### [Task]
Search the records below for the word "color", then return every line where it appears.

Dataset listings of figures

-.-.-

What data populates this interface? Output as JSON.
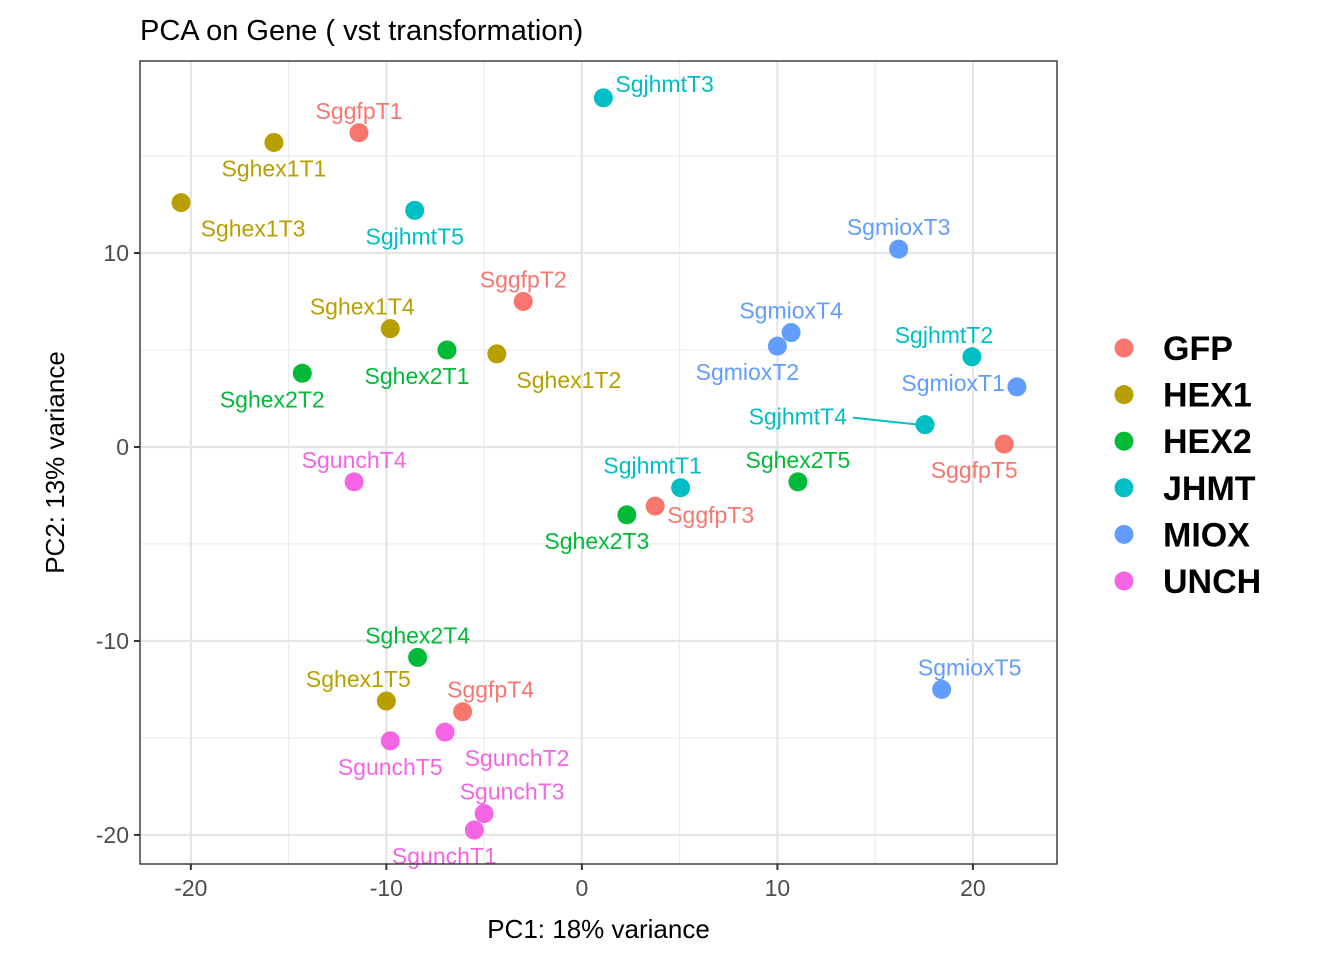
{
  "chart_data": {
    "type": "scatter",
    "title": "PCA on Gene ( vst transformation)",
    "xlabel": "PC1: 18% variance",
    "ylabel": "PC2: 13% variance",
    "xlim": [
      -22.6,
      24.3
    ],
    "ylim": [
      -21.5,
      19.9
    ],
    "xticks": [
      -20,
      -10,
      0,
      10,
      20
    ],
    "yticks": [
      -20,
      -10,
      0,
      10
    ],
    "xtick_labels": [
      "-20",
      "-10",
      "0",
      "10",
      "20"
    ],
    "ytick_labels": [
      "-20",
      "-10",
      "0",
      "10"
    ],
    "grid": true,
    "legend_position": "right",
    "groups": [
      {
        "name": "GFP",
        "color": "#F8766D"
      },
      {
        "name": "HEX1",
        "color": "#B79F00"
      },
      {
        "name": "HEX2",
        "color": "#00BA38"
      },
      {
        "name": "JHMT",
        "color": "#00BFC4"
      },
      {
        "name": "MIOX",
        "color": "#619CFF"
      },
      {
        "name": "UNCH",
        "color": "#F564E3"
      }
    ],
    "points": [
      {
        "label": "SggfpT1",
        "group": "GFP",
        "x": -11.4,
        "y": 16.2,
        "lpos": "top"
      },
      {
        "label": "SggfpT2",
        "group": "GFP",
        "x": -3.0,
        "y": 7.5,
        "lpos": "top"
      },
      {
        "label": "SggfpT3",
        "group": "GFP",
        "x": 3.75,
        "y": -3.05,
        "lpos": "right-below"
      },
      {
        "label": "SggfpT4",
        "group": "GFP",
        "x": -6.1,
        "y": -13.65,
        "lpos": "top-right"
      },
      {
        "label": "SggfpT5",
        "group": "GFP",
        "x": 21.6,
        "y": 0.15,
        "lpos": "below-left"
      },
      {
        "label": "Sghex1T1",
        "group": "HEX1",
        "x": -15.75,
        "y": 15.7,
        "lpos": "below"
      },
      {
        "label": "Sghex1T2",
        "group": "HEX1",
        "x": -4.35,
        "y": 4.8,
        "lpos": "below-right"
      },
      {
        "label": "Sghex1T3",
        "group": "HEX1",
        "x": -20.5,
        "y": 12.6,
        "lpos": "below-right"
      },
      {
        "label": "Sghex1T4",
        "group": "HEX1",
        "x": -9.8,
        "y": 6.1,
        "lpos": "top-left"
      },
      {
        "label": "Sghex1T5",
        "group": "HEX1",
        "x": -10.0,
        "y": -13.1,
        "lpos": "top-left"
      },
      {
        "label": "Sghex2T1",
        "group": "HEX2",
        "x": -6.9,
        "y": 5.0,
        "lpos": "below-left"
      },
      {
        "label": "Sghex2T2",
        "group": "HEX2",
        "x": -14.3,
        "y": 3.8,
        "lpos": "below-left"
      },
      {
        "label": "Sghex2T3",
        "group": "HEX2",
        "x": 2.3,
        "y": -3.5,
        "lpos": "below-left"
      },
      {
        "label": "Sghex2T4",
        "group": "HEX2",
        "x": -8.4,
        "y": -10.85,
        "lpos": "top"
      },
      {
        "label": "Sghex2T5",
        "group": "HEX2",
        "x": 11.05,
        "y": -1.8,
        "lpos": "top"
      },
      {
        "label": "SgjhmtT1",
        "group": "JHMT",
        "x": 5.05,
        "y": -2.1,
        "lpos": "top-left"
      },
      {
        "label": "SgjhmtT2",
        "group": "JHMT",
        "x": 19.95,
        "y": 4.65,
        "lpos": "top-left"
      },
      {
        "label": "SgjhmtT3",
        "group": "JHMT",
        "x": 1.1,
        "y": 18.0,
        "lpos": "right"
      },
      {
        "label": "SgjhmtT4",
        "group": "JHMT",
        "x": 17.55,
        "y": 1.15,
        "lpos": "far-left-line"
      },
      {
        "label": "SgjhmtT5",
        "group": "JHMT",
        "x": -8.55,
        "y": 12.2,
        "lpos": "below"
      },
      {
        "label": "SgmioxT1",
        "group": "MIOX",
        "x": 22.25,
        "y": 3.1,
        "lpos": "left"
      },
      {
        "label": "SgmioxT2",
        "group": "MIOX",
        "x": 10.0,
        "y": 5.2,
        "lpos": "below-left"
      },
      {
        "label": "SgmioxT3",
        "group": "MIOX",
        "x": 16.2,
        "y": 10.2,
        "lpos": "top"
      },
      {
        "label": "SgmioxT4",
        "group": "MIOX",
        "x": 10.7,
        "y": 5.9,
        "lpos": "top"
      },
      {
        "label": "SgmioxT5",
        "group": "MIOX",
        "x": 18.4,
        "y": -12.5,
        "lpos": "top-right"
      },
      {
        "label": "SgunchT1",
        "group": "UNCH",
        "x": -5.5,
        "y": -19.75,
        "lpos": "below-left"
      },
      {
        "label": "SgunchT2",
        "group": "UNCH",
        "x": -7.0,
        "y": -14.7,
        "lpos": "below-right"
      },
      {
        "label": "SgunchT3",
        "group": "UNCH",
        "x": -5.0,
        "y": -18.9,
        "lpos": "top-right"
      },
      {
        "label": "SgunchT4",
        "group": "UNCH",
        "x": -11.65,
        "y": -1.8,
        "lpos": "top"
      },
      {
        "label": "SgunchT5",
        "group": "UNCH",
        "x": -9.8,
        "y": -15.15,
        "lpos": "below"
      }
    ]
  }
}
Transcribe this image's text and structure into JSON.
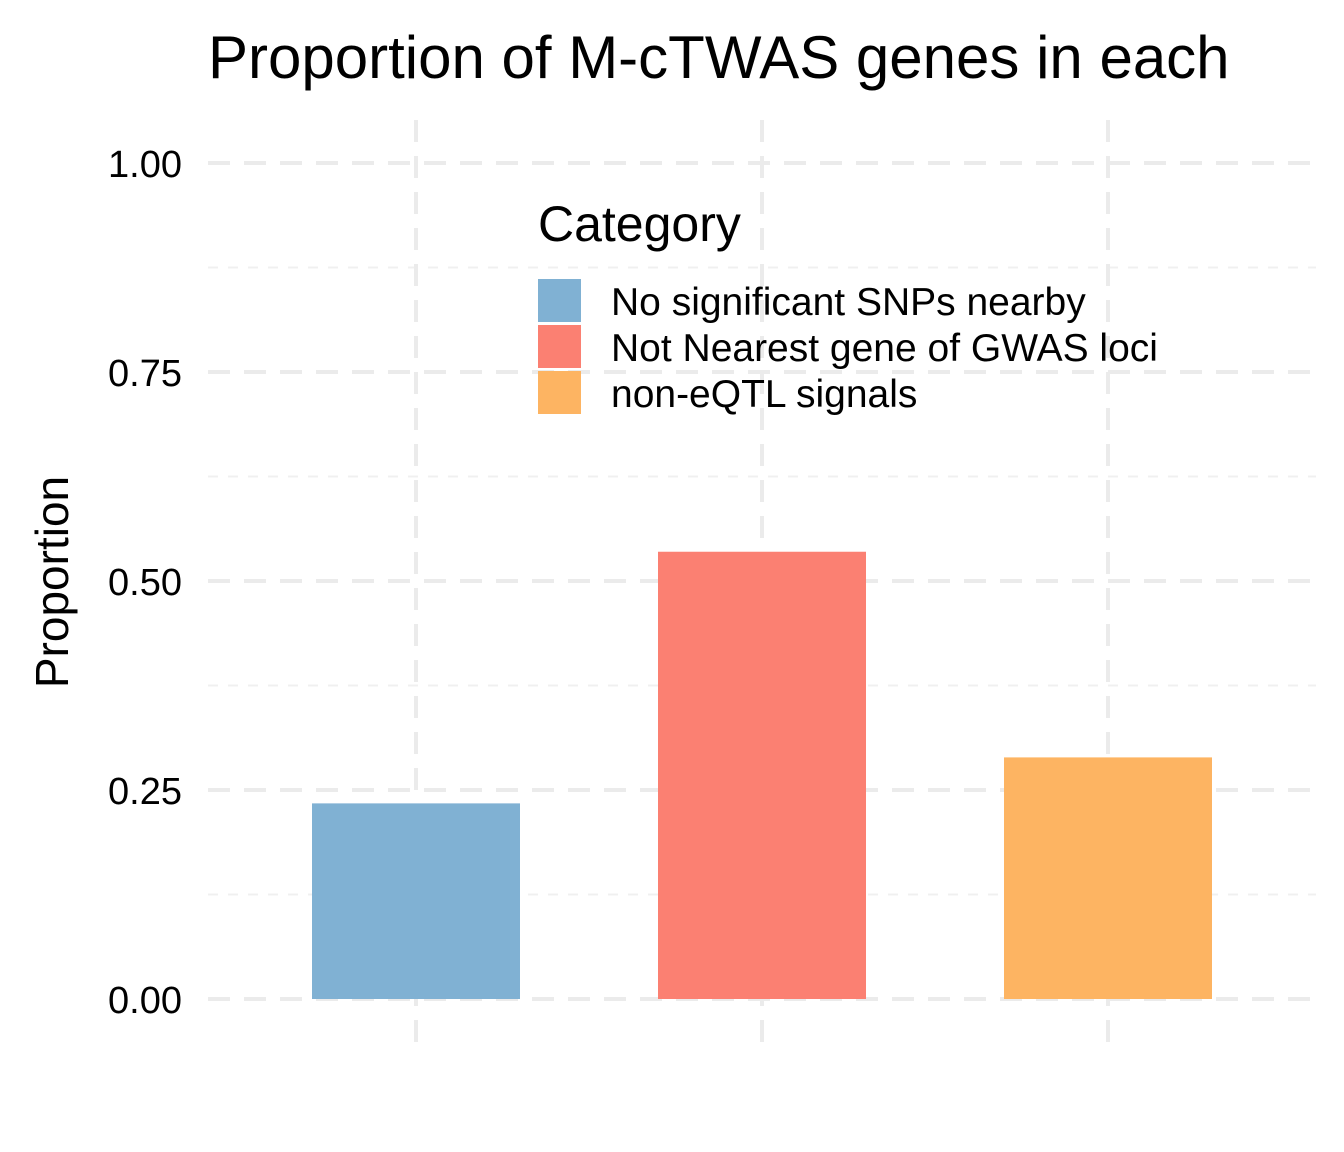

-.-.-

### [Solution to this exercise]
        "color": "#F8766D"
        "color": "#B79F00"
        "color": "#00BA38"
        "color": "#00BFC4"
        "color": "#619CFF"
        "color": "#F564E3"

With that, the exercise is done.